Data for the task:
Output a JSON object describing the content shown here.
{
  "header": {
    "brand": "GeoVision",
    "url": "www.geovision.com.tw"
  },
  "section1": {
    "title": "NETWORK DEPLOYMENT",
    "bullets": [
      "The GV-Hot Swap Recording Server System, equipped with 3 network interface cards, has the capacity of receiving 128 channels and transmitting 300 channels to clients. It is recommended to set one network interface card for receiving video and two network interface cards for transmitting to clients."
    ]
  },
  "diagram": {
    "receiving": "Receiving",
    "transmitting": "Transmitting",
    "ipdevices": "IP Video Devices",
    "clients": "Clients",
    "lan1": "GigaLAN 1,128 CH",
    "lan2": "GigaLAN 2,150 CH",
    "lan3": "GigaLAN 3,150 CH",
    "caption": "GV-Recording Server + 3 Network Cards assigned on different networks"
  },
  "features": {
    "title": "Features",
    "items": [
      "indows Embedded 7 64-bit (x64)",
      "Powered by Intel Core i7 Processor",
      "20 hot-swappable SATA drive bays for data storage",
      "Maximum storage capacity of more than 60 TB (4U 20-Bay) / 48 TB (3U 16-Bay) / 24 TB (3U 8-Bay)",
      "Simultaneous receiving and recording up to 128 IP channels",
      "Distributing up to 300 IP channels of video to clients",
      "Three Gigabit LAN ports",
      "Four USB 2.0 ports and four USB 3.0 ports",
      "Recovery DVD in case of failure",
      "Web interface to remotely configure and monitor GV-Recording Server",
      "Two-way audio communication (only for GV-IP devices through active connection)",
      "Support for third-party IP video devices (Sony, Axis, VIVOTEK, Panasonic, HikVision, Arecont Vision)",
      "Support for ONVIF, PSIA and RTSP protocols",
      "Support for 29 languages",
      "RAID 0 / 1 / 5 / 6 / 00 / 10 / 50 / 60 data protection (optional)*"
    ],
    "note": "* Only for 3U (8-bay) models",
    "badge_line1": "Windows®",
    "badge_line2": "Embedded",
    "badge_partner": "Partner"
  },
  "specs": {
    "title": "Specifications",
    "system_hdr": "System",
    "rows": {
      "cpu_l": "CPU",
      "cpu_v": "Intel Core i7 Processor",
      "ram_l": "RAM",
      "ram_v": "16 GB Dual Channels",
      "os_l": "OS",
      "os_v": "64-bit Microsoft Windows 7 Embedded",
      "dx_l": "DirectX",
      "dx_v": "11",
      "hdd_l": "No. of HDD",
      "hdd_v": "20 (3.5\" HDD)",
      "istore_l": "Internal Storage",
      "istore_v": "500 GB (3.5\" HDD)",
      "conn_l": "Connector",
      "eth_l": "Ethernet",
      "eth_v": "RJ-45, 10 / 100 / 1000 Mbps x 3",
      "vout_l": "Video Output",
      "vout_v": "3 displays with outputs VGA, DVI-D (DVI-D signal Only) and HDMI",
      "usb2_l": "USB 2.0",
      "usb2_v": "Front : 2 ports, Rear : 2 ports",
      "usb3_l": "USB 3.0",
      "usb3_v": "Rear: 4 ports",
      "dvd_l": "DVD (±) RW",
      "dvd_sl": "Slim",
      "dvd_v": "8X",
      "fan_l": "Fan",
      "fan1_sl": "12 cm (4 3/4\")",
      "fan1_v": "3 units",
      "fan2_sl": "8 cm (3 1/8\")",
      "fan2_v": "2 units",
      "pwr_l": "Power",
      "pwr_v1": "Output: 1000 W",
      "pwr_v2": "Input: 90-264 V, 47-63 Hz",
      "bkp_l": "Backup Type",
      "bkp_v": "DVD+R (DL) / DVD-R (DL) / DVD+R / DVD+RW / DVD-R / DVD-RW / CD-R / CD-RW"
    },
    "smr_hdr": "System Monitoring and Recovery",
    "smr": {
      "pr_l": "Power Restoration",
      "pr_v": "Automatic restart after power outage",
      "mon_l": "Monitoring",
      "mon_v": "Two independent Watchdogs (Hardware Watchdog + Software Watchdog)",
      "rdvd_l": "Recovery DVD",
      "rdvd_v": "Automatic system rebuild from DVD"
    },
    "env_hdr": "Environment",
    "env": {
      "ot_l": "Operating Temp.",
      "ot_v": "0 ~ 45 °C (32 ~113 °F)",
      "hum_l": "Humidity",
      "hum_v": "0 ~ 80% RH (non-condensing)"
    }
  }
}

The request: Go through the records. Copy each line where "Embedded" appears.

Reply:
      "indows Embedded 7 64-bit (x64)",
    "badge_line2": "Embedded",
      "os_v": "64-bit Microsoft Windows 7 Embedded",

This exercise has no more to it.